Your task is to copy every line of the records below that contains "JSON".

--- Given information ---

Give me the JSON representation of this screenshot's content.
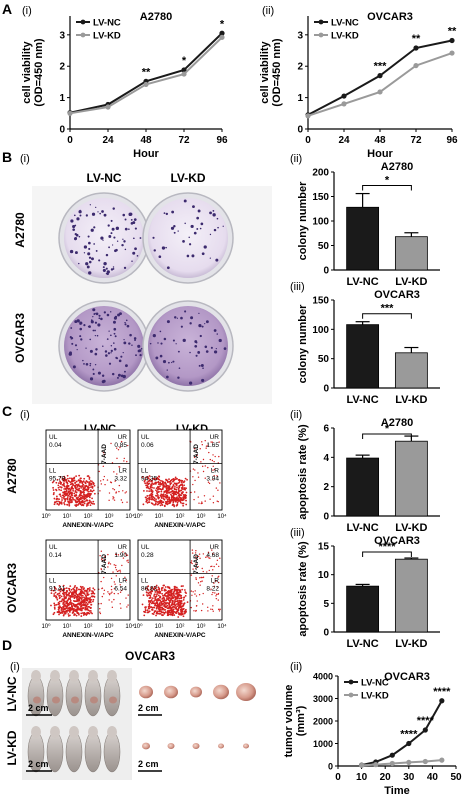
{
  "panels": {
    "A": "A",
    "B": "B",
    "C": "C",
    "D": "D",
    "i": "(i)",
    "ii": "(ii)",
    "iii": "(iii)"
  },
  "colors": {
    "nc": "#1a1a1a",
    "kd": "#9a9a9a",
    "dots": "#d42020",
    "dish_purple": "#b79ac8",
    "dish_light": "#ece6f2"
  },
  "chart_data": [
    {
      "id": "A-i",
      "type": "line",
      "title": "A2780",
      "x": [
        0,
        24,
        48,
        72,
        96
      ],
      "series": [
        {
          "name": "LV-NC",
          "values": [
            0.52,
            0.78,
            1.52,
            1.88,
            3.05
          ]
        },
        {
          "name": "LV-KD",
          "values": [
            0.5,
            0.7,
            1.42,
            1.75,
            2.92
          ]
        }
      ],
      "xlabel": "Hour",
      "ylabel": "cell viability\n(OD=450 nm)",
      "xticks": [
        0,
        24,
        48,
        72,
        96
      ],
      "yticks": [
        0,
        1,
        2,
        3
      ],
      "ylim": [
        0,
        3.6
      ],
      "sig": [
        {
          "x": 48,
          "label": "**"
        },
        {
          "x": 72,
          "label": "*"
        },
        {
          "x": 96,
          "label": "*"
        }
      ],
      "legend": "top-left"
    },
    {
      "id": "A-ii",
      "type": "line",
      "title": "OVCAR3",
      "x": [
        0,
        24,
        48,
        72,
        96
      ],
      "series": [
        {
          "name": "LV-NC",
          "values": [
            0.45,
            1.05,
            1.7,
            2.58,
            2.82
          ]
        },
        {
          "name": "LV-KD",
          "values": [
            0.42,
            0.8,
            1.18,
            2.02,
            2.42
          ]
        }
      ],
      "xlabel": "Hour",
      "ylabel": "cell viability\n(OD=450 nm)",
      "xticks": [
        0,
        24,
        48,
        72,
        96
      ],
      "yticks": [
        0,
        1,
        2,
        3
      ],
      "ylim": [
        0,
        3.6
      ],
      "sig": [
        {
          "x": 48,
          "label": "***"
        },
        {
          "x": 72,
          "label": "**"
        },
        {
          "x": 96,
          "label": "**"
        }
      ],
      "legend": "top-left"
    },
    {
      "id": "B-ii",
      "type": "bar",
      "title": "A2780",
      "categories": [
        "LV-NC",
        "LV-KD"
      ],
      "values": [
        128,
        68
      ],
      "errors": [
        28,
        8
      ],
      "ylabel": "colony number",
      "yticks": [
        0,
        50,
        100,
        150,
        200
      ],
      "ylim": [
        0,
        200
      ],
      "sig": "*"
    },
    {
      "id": "B-iii",
      "type": "bar",
      "title": "OVCAR3",
      "categories": [
        "LV-NC",
        "LV-KD"
      ],
      "values": [
        108,
        60
      ],
      "errors": [
        5,
        9
      ],
      "ylabel": "colony number",
      "yticks": [
        0,
        50,
        100,
        150
      ],
      "ylim": [
        0,
        150
      ],
      "sig": "***"
    },
    {
      "id": "C-ii",
      "type": "bar",
      "title": "A2780",
      "categories": [
        "LV-NC",
        "LV-KD"
      ],
      "values": [
        3.95,
        5.1
      ],
      "errors": [
        0.2,
        0.35
      ],
      "ylabel": "apoptosis rate (%)",
      "yticks": [
        0,
        2,
        4,
        6
      ],
      "ylim": [
        0,
        6
      ],
      "sig": "*"
    },
    {
      "id": "C-iii",
      "type": "bar",
      "title": "OVCAR3",
      "categories": [
        "LV-NC",
        "LV-KD"
      ],
      "values": [
        8.0,
        12.7
      ],
      "errors": [
        0.3,
        0.2
      ],
      "ylabel": "apoptosis rate (%)",
      "yticks": [
        0,
        5,
        10,
        15
      ],
      "ylim": [
        0,
        15
      ],
      "sig": "****"
    },
    {
      "id": "D-ii",
      "type": "line",
      "title": "OVCAR3",
      "x": [
        10,
        16,
        23,
        30,
        37,
        44
      ],
      "series": [
        {
          "name": "LV-NC",
          "values": [
            40,
            180,
            480,
            1000,
            1600,
            2900
          ]
        },
        {
          "name": "LV-KD",
          "values": [
            30,
            60,
            110,
            160,
            200,
            260
          ]
        }
      ],
      "xlabel": "Time",
      "ylabel": "tumor volume\n(mm³)",
      "xticks": [
        0,
        10,
        20,
        30,
        40,
        50
      ],
      "yticks": [
        0,
        1000,
        2000,
        3000,
        4000
      ],
      "xlim": [
        0,
        50
      ],
      "ylim": [
        0,
        4000
      ],
      "sig": [
        {
          "x": 30,
          "label": "****"
        },
        {
          "x": 37,
          "label": "****"
        },
        {
          "x": 44,
          "label": "****"
        }
      ],
      "legend": "top-left"
    }
  ],
  "flow": {
    "axis_x": "ANNEXIN-V/APC",
    "axis_y": "7-AAD",
    "col_labels": [
      "LV-NC",
      "LV-KD"
    ],
    "row_labels": [
      "A2780",
      "OVCAR3"
    ],
    "decades": [
      "10⁰",
      "10¹",
      "10²",
      "10³",
      "10⁴"
    ],
    "quad_names": [
      "UL",
      "UR",
      "LL",
      "LR"
    ],
    "plots": [
      {
        "UL": "0.04",
        "UR": "0.85",
        "LL": "95.79",
        "LR": "3.32"
      },
      {
        "UL": "0.06",
        "UR": "1.65",
        "LL": "94.35",
        "LR": "3.94"
      },
      {
        "UL": "0.14",
        "UR": "1.90",
        "LL": "91.41",
        "LR": "6.54"
      },
      {
        "UL": "0.28",
        "UR": "4.68",
        "LL": "86.82",
        "LR": "8.22"
      }
    ]
  },
  "colony": {
    "col_labels": [
      "LV-NC",
      "LV-KD"
    ],
    "row_labels": [
      "A2780",
      "OVCAR3"
    ]
  },
  "tumor": {
    "title": "OVCAR3",
    "row_labels": [
      "LV-NC",
      "LV-KD"
    ],
    "scale": "2 cm"
  }
}
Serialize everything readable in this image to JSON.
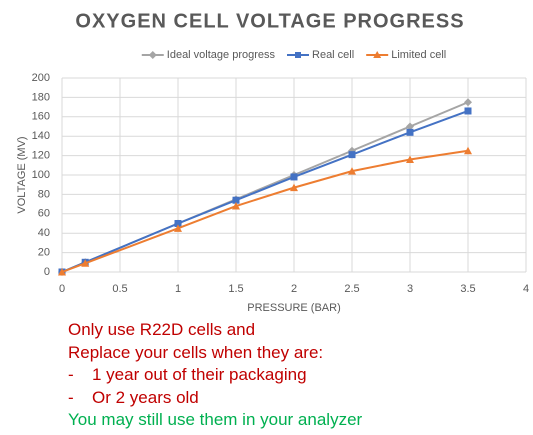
{
  "chart_data": {
    "type": "line",
    "title": "OXYGEN CELL VOLTAGE PROGRESS",
    "x": [
      0,
      0.2,
      1,
      1.5,
      2,
      2.5,
      3,
      3.5
    ],
    "series": [
      {
        "name": "Ideal voltage progress",
        "color": "#a5a5a5",
        "marker": "diamond",
        "values": [
          0,
          10,
          50,
          75,
          100,
          125,
          150,
          175
        ]
      },
      {
        "name": "Real cell",
        "color": "#4472c4",
        "marker": "square",
        "values": [
          0,
          10,
          50,
          74,
          98,
          121,
          144,
          166
        ]
      },
      {
        "name": "Limited cell",
        "color": "#ed7d31",
        "marker": "triangle",
        "values": [
          0,
          9,
          45,
          68,
          87,
          104,
          116,
          125
        ]
      }
    ],
    "xlim": [
      0,
      4
    ],
    "xticks": [
      0,
      0.5,
      1,
      1.5,
      2,
      2.5,
      3,
      3.5,
      4
    ],
    "ylim": [
      0,
      200
    ],
    "yticks": [
      0,
      20,
      40,
      60,
      80,
      100,
      120,
      140,
      160,
      180,
      200
    ],
    "xlabel": "PRESSURE (BAR)",
    "ylabel": "VOLTAGE (MV)",
    "grid": true,
    "legend": "top"
  },
  "notes": [
    {
      "text": "Only use R22D cells and",
      "color": "#c00000"
    },
    {
      "text": "Replace your cells when they are:",
      "color": "#c00000"
    },
    {
      "marker": "-",
      "text": "1 year out of their packaging",
      "color": "#c00000"
    },
    {
      "marker": "-",
      "text": "Or 2 years old",
      "color": "#c00000"
    },
    {
      "text": "You may still use them in your analyzer",
      "color": "#00b050"
    }
  ]
}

---

**Finished task**
Give me the JSON representation of this screenshot's content.
Serialize everything readable in this image to JSON.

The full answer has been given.